__REQUIRED WORK__: In the entries that follow, find the word "Years" and report each line it is on.

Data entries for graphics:

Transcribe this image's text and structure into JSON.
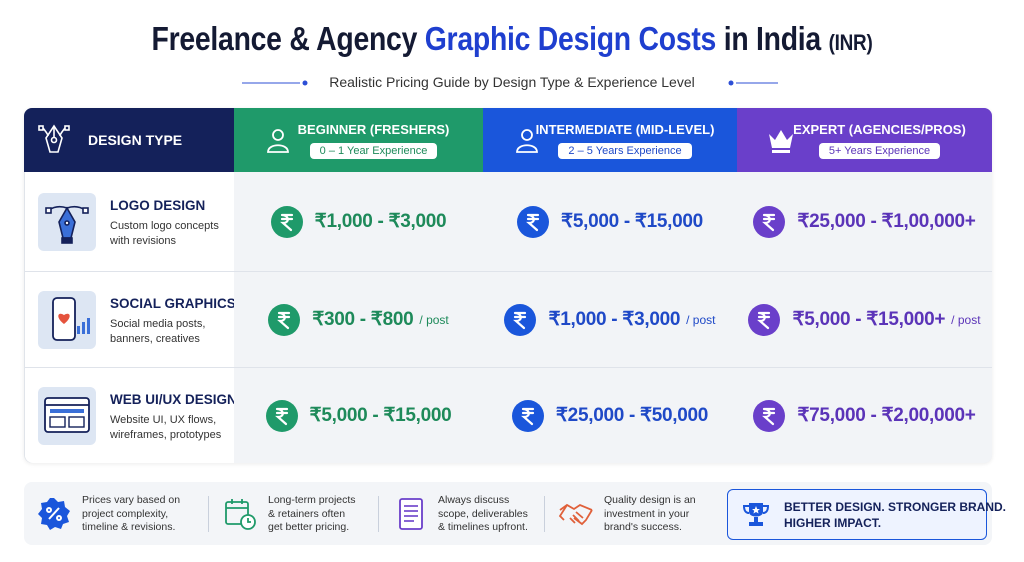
{
  "title": {
    "part1": "Freelance & Agency",
    "highlight": "Graphic Design Costs",
    "part2": "in India",
    "unit": "(INR)"
  },
  "subtitle": "Realistic Pricing Guide by Design Type & Experience Level",
  "table": {
    "header": {
      "label": "DESIGN TYPE",
      "columns": [
        {
          "title": "BEGINNER (FRESHERS)",
          "badge": "0 – 1 Year Experience"
        },
        {
          "title": "INTERMEDIATE (MID-LEVEL)",
          "badge": "2 – 5 Years Experience"
        },
        {
          "title": "EXPERT (AGENCIES/PROS)",
          "badge": "5+ Years Experience"
        }
      ]
    },
    "rows": [
      {
        "name": "LOGO DESIGN",
        "description": [
          "Custom logo concepts",
          "with revisions"
        ],
        "prices": [
          {
            "text": "₹1,000 - ₹3,000"
          },
          {
            "text": "₹5,000 - ₹15,000"
          },
          {
            "text": "₹25,000 - ₹1,00,000+"
          }
        ]
      },
      {
        "name": "SOCIAL GRAPHICS",
        "description": [
          "Social media posts,",
          "banners, creatives"
        ],
        "prices": [
          {
            "text": "₹300 - ₹800",
            "suffix": "/ post"
          },
          {
            "text": "₹1,000 - ₹3,000",
            "suffix": "/ post"
          },
          {
            "text": "₹5,000 - ₹15,000+",
            "suffix": "/ post"
          }
        ]
      },
      {
        "name": "WEB UI/UX DESIGN",
        "description": [
          "Website UI, UX flows,",
          "wireframes, prototypes"
        ],
        "prices": [
          {
            "text": "₹5,000 - ₹15,000"
          },
          {
            "text": "₹25,000 - ₹50,000"
          },
          {
            "text": "₹75,000 - ₹2,00,000+"
          }
        ]
      }
    ]
  },
  "notes": [
    {
      "lines": [
        "Prices vary based on",
        "project complexity,",
        "timeline & revisions."
      ]
    },
    {
      "lines": [
        "Long-term projects",
        "& retainers often",
        "get better pricing."
      ]
    },
    {
      "lines": [
        "Always discuss",
        "scope, deliverables",
        "& timelines upfront."
      ]
    },
    {
      "lines": [
        "Quality design is an",
        "investment in your",
        "brand's success."
      ]
    }
  ],
  "callout": [
    "BETTER DESIGN. STRONGER BRAND.",
    "HIGHER IMPACT."
  ]
}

__RIGHT ANSWER__:
          "badge": "2 – 5 Years Experience"
          "badge": "5+ Years Experience"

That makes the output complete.